▸ WRITTEN REQUEST:
Return, exactly, the line that contains "What does this" together with all lines after it to the end of the entries, and no further lines.
-- start of PROVIDED INFORMATION --
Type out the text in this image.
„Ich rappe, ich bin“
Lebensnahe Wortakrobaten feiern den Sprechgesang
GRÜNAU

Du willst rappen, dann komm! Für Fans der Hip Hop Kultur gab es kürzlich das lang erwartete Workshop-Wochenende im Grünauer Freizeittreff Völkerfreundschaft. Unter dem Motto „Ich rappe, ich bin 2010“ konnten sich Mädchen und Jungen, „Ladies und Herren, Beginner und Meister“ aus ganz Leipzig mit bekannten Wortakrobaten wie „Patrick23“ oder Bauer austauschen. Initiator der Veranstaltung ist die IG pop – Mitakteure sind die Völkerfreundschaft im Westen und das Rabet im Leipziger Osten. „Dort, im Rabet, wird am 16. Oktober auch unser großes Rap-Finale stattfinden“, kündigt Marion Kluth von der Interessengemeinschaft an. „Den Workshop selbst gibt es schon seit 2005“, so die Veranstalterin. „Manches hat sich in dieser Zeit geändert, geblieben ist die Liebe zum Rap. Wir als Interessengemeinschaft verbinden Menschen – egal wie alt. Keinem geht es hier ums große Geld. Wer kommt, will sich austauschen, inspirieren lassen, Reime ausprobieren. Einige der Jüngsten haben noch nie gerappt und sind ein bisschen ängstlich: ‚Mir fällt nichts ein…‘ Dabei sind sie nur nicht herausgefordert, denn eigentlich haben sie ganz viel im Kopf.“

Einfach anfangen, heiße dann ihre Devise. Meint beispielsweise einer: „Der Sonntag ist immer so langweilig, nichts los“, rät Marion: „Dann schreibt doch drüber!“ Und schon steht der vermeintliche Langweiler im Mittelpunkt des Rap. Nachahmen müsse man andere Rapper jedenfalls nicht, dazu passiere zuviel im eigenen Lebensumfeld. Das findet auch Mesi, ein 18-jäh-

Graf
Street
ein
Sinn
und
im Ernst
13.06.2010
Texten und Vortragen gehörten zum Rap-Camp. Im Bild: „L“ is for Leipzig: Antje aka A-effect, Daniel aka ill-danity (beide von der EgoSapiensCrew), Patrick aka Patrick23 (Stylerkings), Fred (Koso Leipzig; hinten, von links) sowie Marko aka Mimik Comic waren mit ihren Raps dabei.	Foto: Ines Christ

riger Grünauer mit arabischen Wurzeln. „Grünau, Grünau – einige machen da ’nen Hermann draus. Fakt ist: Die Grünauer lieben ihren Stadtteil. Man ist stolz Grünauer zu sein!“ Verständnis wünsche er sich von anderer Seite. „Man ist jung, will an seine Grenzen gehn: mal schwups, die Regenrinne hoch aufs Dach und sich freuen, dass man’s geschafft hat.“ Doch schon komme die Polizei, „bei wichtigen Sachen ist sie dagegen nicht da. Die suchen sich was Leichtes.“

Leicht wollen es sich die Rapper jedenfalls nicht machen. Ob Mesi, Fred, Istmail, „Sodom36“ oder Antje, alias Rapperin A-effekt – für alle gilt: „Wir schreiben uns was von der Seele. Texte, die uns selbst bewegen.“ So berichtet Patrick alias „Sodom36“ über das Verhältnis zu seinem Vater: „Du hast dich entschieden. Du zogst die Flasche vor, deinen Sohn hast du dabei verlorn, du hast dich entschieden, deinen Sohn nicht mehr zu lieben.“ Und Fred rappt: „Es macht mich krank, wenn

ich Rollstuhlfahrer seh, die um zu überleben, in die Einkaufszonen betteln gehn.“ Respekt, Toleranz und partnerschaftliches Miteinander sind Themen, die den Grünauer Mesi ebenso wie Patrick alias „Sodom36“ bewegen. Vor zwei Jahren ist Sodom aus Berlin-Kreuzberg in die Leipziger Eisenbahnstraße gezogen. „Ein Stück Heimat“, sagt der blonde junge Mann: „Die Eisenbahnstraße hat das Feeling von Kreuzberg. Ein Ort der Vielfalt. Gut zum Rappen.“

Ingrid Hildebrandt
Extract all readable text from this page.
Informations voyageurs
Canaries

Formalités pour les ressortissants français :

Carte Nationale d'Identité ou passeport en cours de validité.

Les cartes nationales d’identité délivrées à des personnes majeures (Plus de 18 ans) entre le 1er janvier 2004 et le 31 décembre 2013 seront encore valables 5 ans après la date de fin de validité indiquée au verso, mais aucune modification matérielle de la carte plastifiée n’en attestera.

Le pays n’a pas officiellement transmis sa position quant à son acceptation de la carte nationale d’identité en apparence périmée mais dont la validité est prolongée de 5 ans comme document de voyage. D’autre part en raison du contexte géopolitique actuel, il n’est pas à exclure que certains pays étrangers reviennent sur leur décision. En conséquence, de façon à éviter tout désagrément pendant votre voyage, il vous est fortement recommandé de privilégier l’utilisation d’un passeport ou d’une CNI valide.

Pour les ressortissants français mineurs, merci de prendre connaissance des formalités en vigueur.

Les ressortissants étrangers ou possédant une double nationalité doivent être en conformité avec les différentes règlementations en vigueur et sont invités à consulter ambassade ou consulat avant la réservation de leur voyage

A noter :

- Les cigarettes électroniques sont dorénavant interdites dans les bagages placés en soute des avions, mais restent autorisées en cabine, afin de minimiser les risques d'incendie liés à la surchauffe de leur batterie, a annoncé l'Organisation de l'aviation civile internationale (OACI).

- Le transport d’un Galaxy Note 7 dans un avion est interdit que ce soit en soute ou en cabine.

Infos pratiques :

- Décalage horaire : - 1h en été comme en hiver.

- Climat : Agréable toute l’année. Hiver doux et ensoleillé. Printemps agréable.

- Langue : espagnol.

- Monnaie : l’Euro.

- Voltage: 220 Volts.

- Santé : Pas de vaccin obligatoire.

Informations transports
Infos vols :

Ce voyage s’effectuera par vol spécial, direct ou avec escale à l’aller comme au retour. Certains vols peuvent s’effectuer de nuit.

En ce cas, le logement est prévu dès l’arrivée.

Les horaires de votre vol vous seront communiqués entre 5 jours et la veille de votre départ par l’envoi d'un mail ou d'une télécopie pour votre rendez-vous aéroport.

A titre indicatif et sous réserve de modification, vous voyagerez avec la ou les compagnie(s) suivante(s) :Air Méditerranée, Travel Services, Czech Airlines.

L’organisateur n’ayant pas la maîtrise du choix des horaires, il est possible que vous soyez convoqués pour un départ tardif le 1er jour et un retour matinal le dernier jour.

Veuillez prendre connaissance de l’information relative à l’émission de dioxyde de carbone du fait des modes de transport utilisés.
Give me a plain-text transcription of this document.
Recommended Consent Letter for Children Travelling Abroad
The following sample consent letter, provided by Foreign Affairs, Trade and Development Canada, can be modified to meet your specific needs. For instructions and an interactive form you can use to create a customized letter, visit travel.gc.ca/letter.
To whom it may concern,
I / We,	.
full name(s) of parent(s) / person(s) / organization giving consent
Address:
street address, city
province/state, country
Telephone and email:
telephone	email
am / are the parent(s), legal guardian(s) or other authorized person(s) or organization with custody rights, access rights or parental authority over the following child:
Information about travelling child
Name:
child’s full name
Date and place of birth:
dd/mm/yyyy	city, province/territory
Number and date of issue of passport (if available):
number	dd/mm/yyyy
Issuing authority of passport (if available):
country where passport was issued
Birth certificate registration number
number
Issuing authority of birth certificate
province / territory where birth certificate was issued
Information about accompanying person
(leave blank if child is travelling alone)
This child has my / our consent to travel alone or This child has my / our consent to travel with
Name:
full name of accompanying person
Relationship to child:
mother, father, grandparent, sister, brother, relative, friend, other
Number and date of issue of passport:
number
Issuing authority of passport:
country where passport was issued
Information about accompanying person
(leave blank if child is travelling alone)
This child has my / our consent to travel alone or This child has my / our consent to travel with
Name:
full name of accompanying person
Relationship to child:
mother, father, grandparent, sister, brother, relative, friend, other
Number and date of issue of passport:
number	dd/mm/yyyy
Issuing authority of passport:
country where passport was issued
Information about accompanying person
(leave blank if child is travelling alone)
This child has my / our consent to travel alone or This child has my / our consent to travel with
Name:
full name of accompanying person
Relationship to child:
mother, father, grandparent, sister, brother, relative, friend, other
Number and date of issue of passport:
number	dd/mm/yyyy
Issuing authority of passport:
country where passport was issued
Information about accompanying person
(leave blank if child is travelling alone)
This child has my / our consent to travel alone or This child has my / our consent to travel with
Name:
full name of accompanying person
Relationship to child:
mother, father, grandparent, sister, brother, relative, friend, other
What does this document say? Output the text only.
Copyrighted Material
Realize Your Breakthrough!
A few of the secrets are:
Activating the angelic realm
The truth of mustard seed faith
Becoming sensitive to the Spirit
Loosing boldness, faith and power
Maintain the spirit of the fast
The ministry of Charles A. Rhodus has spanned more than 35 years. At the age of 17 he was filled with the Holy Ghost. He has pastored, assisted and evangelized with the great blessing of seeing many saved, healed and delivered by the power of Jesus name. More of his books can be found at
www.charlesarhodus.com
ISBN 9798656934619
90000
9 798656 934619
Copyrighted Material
-- end of PROVIDED INFORMATION --
▸ TASK SOLUTION:
What does this document say? Output the text only.
Copyrighted Material
Realize Your Breakthrough!
A few of the secrets are:
Activating the angelic realm
The truth of mustard seed faith
Becoming sensitive to the Spirit
Loosing boldness, faith and power
Maintain the spirit of the fast
The ministry of Charles A. Rhodus has spanned more than 35 years. At the age of 17 he was filled with the Holy Ghost. He has pastored, assisted and evangelized with the great blessing of seeing many saved, healed and delivered by the power of Jesus name. More of his books can be found at
www.charlesarhodus.com
ISBN 9798656934619
90000
9 798656 934619
Copyrighted Material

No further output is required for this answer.